- Items from a dataset

>>>>

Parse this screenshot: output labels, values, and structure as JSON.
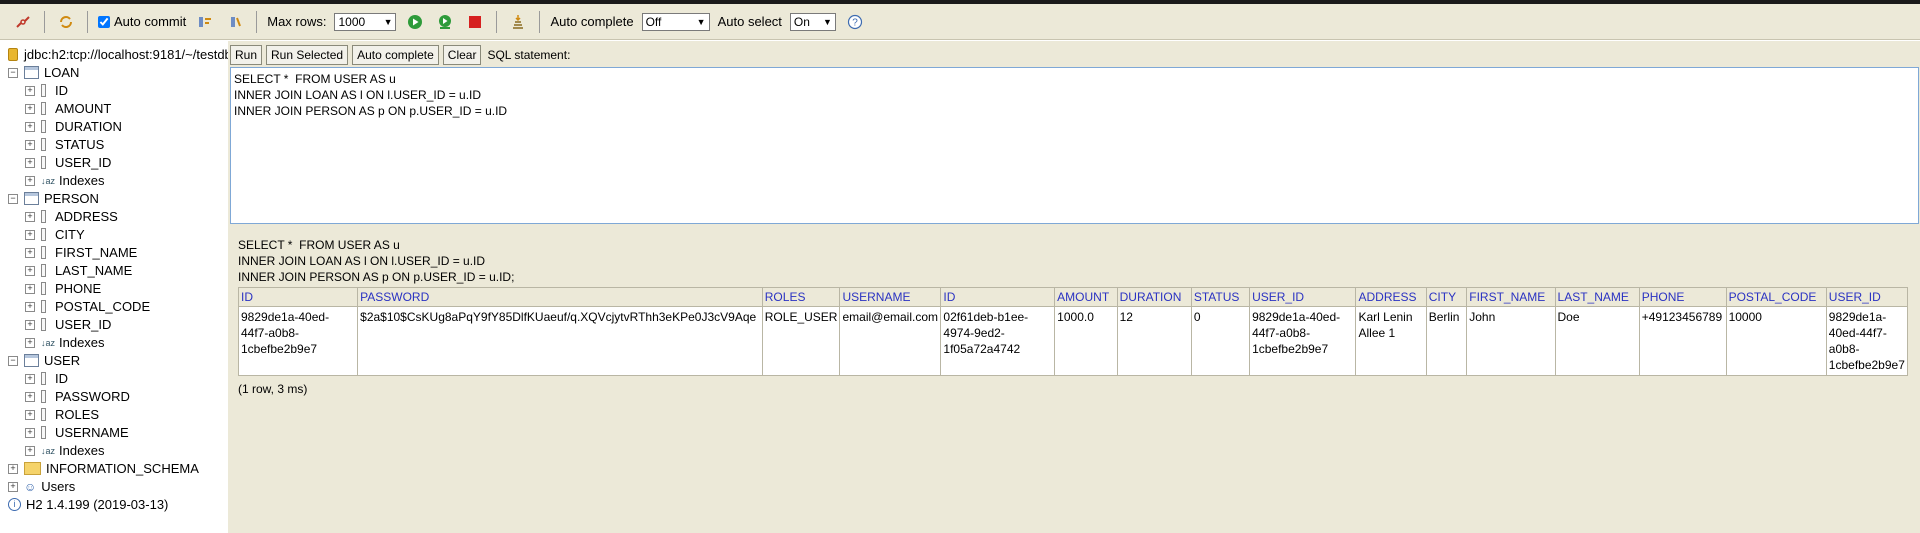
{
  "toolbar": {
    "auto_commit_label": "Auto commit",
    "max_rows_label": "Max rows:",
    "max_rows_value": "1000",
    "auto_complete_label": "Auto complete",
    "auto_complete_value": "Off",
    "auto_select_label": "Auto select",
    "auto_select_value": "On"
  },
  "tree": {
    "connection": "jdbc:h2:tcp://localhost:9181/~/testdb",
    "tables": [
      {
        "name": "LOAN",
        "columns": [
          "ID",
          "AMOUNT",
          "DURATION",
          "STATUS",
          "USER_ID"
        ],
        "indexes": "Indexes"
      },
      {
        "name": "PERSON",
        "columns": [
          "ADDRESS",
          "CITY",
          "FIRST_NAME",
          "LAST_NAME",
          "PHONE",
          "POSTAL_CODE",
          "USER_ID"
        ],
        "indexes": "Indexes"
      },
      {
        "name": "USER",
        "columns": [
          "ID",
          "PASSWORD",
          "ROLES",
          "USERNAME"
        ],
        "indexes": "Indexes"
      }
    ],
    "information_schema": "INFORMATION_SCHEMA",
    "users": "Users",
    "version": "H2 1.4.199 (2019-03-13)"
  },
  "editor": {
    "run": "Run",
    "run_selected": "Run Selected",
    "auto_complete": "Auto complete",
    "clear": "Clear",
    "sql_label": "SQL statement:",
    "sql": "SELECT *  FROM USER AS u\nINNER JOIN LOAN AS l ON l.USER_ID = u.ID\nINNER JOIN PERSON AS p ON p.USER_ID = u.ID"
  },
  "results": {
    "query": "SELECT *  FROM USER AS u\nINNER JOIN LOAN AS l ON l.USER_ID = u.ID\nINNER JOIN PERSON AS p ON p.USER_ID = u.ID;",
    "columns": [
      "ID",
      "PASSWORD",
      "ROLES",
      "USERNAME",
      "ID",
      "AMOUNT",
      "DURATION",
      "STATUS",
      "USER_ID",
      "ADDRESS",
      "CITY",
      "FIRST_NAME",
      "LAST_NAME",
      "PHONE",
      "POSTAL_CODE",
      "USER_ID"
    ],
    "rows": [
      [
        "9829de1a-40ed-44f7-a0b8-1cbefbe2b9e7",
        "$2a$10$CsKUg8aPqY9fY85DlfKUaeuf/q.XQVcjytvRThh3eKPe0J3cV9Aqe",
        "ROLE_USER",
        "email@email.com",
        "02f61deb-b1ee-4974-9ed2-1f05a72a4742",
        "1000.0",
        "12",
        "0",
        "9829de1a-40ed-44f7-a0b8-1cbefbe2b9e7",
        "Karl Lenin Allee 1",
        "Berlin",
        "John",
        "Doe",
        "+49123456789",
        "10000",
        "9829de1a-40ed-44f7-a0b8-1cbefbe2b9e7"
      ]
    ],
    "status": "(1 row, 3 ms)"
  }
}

<<<<
>>>>

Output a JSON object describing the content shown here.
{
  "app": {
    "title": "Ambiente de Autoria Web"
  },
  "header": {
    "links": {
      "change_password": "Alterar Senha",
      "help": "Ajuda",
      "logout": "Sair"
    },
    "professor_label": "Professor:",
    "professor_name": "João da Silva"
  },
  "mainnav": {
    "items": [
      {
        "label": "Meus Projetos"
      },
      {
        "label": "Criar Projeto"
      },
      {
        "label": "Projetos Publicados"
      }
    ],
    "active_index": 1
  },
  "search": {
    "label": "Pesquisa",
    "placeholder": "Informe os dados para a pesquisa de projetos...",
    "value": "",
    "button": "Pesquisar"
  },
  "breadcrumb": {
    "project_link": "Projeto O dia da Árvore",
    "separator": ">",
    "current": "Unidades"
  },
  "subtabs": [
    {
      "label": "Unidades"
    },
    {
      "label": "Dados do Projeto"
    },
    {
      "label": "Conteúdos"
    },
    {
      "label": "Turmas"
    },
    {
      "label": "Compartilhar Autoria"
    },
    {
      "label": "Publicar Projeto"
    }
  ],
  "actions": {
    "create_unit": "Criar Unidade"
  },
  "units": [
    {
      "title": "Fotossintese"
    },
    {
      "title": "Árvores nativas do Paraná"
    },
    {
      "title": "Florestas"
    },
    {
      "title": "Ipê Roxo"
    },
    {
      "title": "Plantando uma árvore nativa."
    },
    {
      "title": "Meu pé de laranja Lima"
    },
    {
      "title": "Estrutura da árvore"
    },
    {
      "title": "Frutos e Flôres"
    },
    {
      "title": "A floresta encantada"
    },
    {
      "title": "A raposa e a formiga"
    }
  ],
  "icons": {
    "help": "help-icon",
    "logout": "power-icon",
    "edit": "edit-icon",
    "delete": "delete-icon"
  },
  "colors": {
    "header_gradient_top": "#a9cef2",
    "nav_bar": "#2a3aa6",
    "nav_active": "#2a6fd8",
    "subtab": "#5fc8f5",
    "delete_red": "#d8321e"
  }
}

<<<<
>>>>

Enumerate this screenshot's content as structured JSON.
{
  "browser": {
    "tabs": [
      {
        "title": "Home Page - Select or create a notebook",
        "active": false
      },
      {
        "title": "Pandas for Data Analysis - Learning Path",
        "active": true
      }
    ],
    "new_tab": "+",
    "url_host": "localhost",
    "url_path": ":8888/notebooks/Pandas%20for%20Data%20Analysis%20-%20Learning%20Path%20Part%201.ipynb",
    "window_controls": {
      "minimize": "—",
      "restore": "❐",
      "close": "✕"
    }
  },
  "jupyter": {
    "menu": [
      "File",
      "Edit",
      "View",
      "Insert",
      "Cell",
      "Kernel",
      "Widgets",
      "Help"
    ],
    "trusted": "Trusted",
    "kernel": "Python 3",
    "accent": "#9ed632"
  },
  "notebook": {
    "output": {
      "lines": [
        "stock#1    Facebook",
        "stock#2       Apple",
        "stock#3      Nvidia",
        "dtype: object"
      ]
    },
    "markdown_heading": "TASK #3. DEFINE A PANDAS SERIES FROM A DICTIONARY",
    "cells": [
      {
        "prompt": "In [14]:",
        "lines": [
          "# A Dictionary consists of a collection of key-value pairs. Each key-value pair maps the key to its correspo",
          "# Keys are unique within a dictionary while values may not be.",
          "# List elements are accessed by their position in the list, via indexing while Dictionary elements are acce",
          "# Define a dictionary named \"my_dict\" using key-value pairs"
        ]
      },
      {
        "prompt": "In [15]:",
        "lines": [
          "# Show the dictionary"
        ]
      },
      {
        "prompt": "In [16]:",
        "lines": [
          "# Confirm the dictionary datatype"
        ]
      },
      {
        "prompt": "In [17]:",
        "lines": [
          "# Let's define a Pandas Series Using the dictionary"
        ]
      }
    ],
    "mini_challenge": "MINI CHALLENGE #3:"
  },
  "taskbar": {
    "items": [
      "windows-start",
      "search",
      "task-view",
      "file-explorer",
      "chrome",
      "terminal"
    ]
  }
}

<<<<

- What you have to do
Select all lines in the listing that include the word "object".

- Written answer
Output a JSON object describing the content shown here.
        "dtype: object"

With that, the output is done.